BEGIN
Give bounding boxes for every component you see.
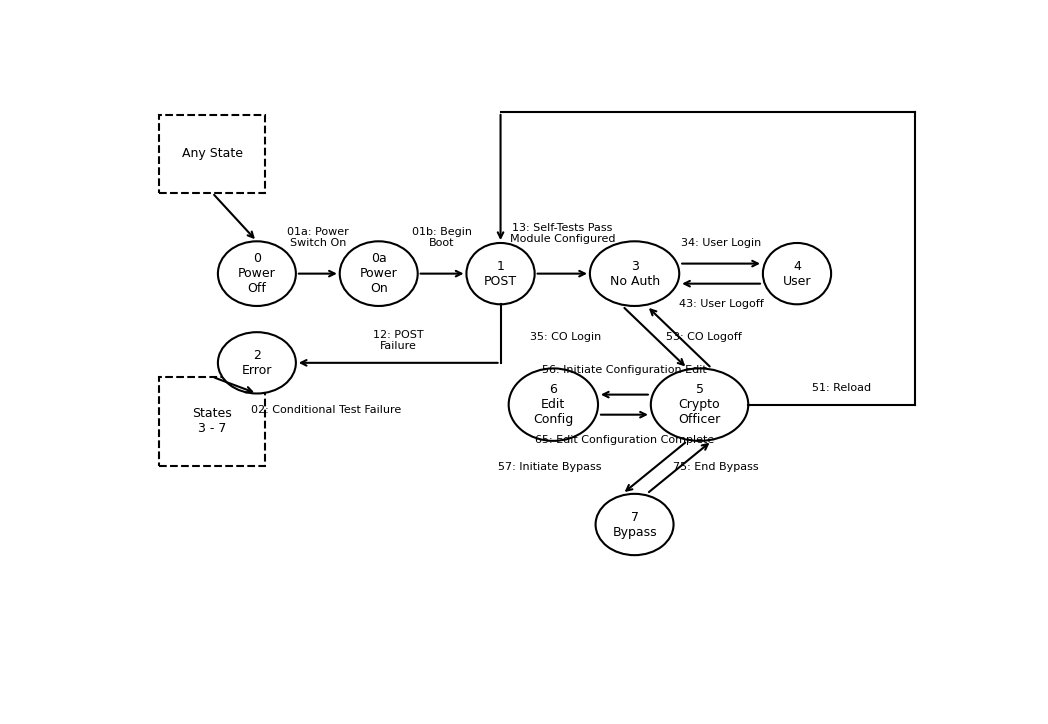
Text: 34: User Login: 34: User Login	[681, 238, 761, 248]
Text: 75: End Bypass: 75: End Bypass	[673, 463, 759, 472]
Text: 4
User: 4 User	[783, 260, 811, 287]
Ellipse shape	[340, 241, 418, 306]
Text: 7
Bypass: 7 Bypass	[612, 510, 657, 539]
FancyBboxPatch shape	[159, 114, 265, 193]
Text: 56: Initiate Configuration Edit: 56: Initiate Configuration Edit	[542, 364, 706, 374]
Text: 57: Initiate Bypass: 57: Initiate Bypass	[498, 463, 602, 472]
Ellipse shape	[651, 369, 748, 441]
Ellipse shape	[595, 494, 674, 555]
FancyBboxPatch shape	[159, 376, 265, 466]
Ellipse shape	[508, 369, 598, 441]
Text: 43: User Logoff: 43: User Logoff	[679, 299, 763, 309]
Text: 2
Error: 2 Error	[242, 349, 272, 376]
Text: 53: CO Logoff: 53: CO Logoff	[665, 332, 742, 342]
Text: 35: CO Login: 35: CO Login	[530, 332, 602, 342]
Text: 0a
Power
On: 0a Power On	[359, 252, 397, 295]
Text: States
3 - 7: States 3 - 7	[193, 408, 232, 435]
Text: 12: POST
Failure: 12: POST Failure	[373, 329, 423, 351]
Text: 0
Power
Off: 0 Power Off	[238, 252, 276, 295]
Text: 51: Reload: 51: Reload	[812, 383, 871, 393]
Ellipse shape	[763, 243, 831, 304]
Text: 13: Self-Tests Pass
Module Configured: 13: Self-Tests Pass Module Configured	[509, 223, 615, 244]
Text: 01b: Begin
Boot: 01b: Begin Boot	[412, 227, 472, 248]
Ellipse shape	[218, 332, 296, 394]
Ellipse shape	[218, 241, 296, 306]
Text: 1
POST: 1 POST	[484, 260, 517, 287]
Text: 02: Conditional Test Failure: 02: Conditional Test Failure	[250, 405, 401, 416]
Text: 3
No Auth: 3 No Auth	[610, 260, 659, 287]
Ellipse shape	[590, 241, 679, 306]
Text: 01a: Power
Switch On: 01a: Power Switch On	[287, 227, 349, 248]
Text: Any State: Any State	[181, 147, 243, 160]
Text: 6
Edit
Config: 6 Edit Config	[533, 383, 573, 426]
Text: 5
Crypto
Officer: 5 Crypto Officer	[678, 383, 721, 426]
Ellipse shape	[466, 243, 534, 304]
Text: 65: Edit Configuration Complete: 65: Edit Configuration Complete	[534, 435, 714, 445]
END
### GIVEN PROBLEM
Set out the lines above as a JSON list of strings, one string per line, with blank lines and the picture left out.

### RESPONSE BELOW
[
  "Give bounding boxes for every component you see.",
  "Text: 34: User Login: 34: User Login\t[681, 238, 761, 248]",
  "Text: 75: End Bypass: 75: End Bypass\t[673, 463, 759, 472]",
  "Text: 4",
  "User: 4 User\t[783, 260, 811, 287]",
  "Ellipse shape\t[340, 241, 418, 306]",
  "Text: 7",
  "Bypass: 7 Bypass\t[612, 510, 657, 539]",
  "FancyBboxPatch shape\t[159, 114, 265, 193]",
  "Text: 56: Initiate Configuration Edit: 56: Initiate Configuration Edit\t[542, 364, 706, 374]",
  "Text: 57: Initiate Bypass: 57: Initiate Bypass\t[498, 463, 602, 472]",
  "Ellipse shape\t[651, 369, 748, 441]",
  "Ellipse shape\t[595, 494, 674, 555]",
  "FancyBboxPatch shape\t[159, 376, 265, 466]",
  "Ellipse shape\t[508, 369, 598, 441]",
  "Text: 43: User Logoff: 43: User Logoff\t[679, 299, 763, 309]",
  "Text: 2",
  "Error: 2 Error\t[242, 349, 272, 376]",
  "Text: 53: CO Logoff: 53: CO Logoff\t[665, 332, 742, 342]",
  "Text: 35: CO Login: 35: CO Login\t[530, 332, 602, 342]",
  "Text: 0a",
  "Power",
  "On: 0a Power On\t[359, 252, 397, 295]",
  "Text: States",
  "3 - 7: States 3 - 7\t[193, 408, 232, 435]",
  "Text: 12: POST",
  "Failure: 12: POST Failure\t[373, 329, 423, 351]",
  "Text: 0",
  "Power",
  "Off: 0 Power Off\t[238, 252, 276, 295]",
  "Text: 51: Reload: 51: Reload\t[812, 383, 871, 393]",
  "Ellipse shape\t[763, 243, 831, 304]",
  "Text: 13: Self-Tests Pass",
  "Module Configured: 13: Self-Tests Pass Module Configured\t[509, 223, 615, 244]",
  "Text: 01b: Begin",
  "Boot: 01b: Begin Boot\t[412, 227, 472, 248]",
  "Ellipse shape\t[218, 332, 296, 394]",
  "Ellipse shape\t[218, 241, 296, 306]",
  "Text: 1",
  "POST: 1 POST\t[484, 260, 517, 287]",
  "Text: 02: Conditional Test Failure: 02: Conditional Test Failure\t[250, 405, 401, 416]",
  "Text: 3",
  "No Auth: 3 No Auth\t[610, 260, 659, 287]",
  "Ellipse shape\t[590, 241, 679, 306]",
  "Text: 01a: Power",
  "Switch On: 01a: Power Switch On\t[287, 227, 349, 248]",
  "Text: Any State: Any State\t[181, 147, 243, 160]",
  "Text: 6",
  "Edit",
  "Config: 6 Edit Config\t[533, 383, 573, 426]",
  "Text: 5",
  "Crypto",
  "Officer: 5 Crypto Officer\t[678, 383, 721, 426]",
  "Ellipse shape\t[466, 243, 534, 304]",
  "Text: 65: Edit Configuration Complete: 65: Edit Configuration Complete\t[534, 435, 714, 445]"
]